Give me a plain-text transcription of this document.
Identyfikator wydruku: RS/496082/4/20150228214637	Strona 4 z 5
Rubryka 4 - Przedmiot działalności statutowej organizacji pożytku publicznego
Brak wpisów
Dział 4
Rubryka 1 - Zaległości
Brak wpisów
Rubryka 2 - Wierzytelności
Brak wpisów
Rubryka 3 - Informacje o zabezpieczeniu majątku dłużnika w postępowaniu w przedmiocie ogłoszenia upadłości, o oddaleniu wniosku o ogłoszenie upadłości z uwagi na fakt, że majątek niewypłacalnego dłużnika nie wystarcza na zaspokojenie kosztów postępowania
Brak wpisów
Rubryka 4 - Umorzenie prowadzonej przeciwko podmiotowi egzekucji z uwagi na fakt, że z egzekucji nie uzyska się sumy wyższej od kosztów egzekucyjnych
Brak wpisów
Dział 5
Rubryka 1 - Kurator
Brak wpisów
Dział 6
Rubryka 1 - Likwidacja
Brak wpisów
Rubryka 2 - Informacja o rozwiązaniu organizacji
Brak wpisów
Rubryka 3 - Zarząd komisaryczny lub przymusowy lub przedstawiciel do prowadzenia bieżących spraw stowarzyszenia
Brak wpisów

.....

--- What you should do ---
Quote all of the entries exactly as they appear.

--- Task response ---
Give me a plain-text transcription of this document.
Identyfikator wydruku: RS/496082/4/20150228214637	Strona 4 z 5
Rubryka 4 - Przedmiot działalności statutowej organizacji pożytku publicznego
Brak wpisów
Dział 4
Rubryka 1 - Zaległości
Brak wpisów
Rubryka 2 - Wierzytelności
Brak wpisów
Rubryka 3 - Informacje o zabezpieczeniu majątku dłużnika w postępowaniu w przedmiocie ogłoszenia upadłości, o oddaleniu wniosku o ogłoszenie upadłości z uwagi na fakt, że majątek niewypłacalnego dłużnika nie wystarcza na zaspokojenie kosztów postępowania
Brak wpisów
Rubryka 4 - Umorzenie prowadzonej przeciwko podmiotowi egzekucji z uwagi na fakt, że z egzekucji nie uzyska się sumy wyższej od kosztów egzekucyjnych
Brak wpisów
Dział 5
Rubryka 1 - Kurator
Brak wpisów
Dział 6
Rubryka 1 - Likwidacja
Brak wpisów
Rubryka 2 - Informacja o rozwiązaniu organizacji
Brak wpisów
Rubryka 3 - Zarząd komisaryczny lub przymusowy lub przedstawiciel do prowadzenia bieżących spraw stowarzyszenia
Brak wpisów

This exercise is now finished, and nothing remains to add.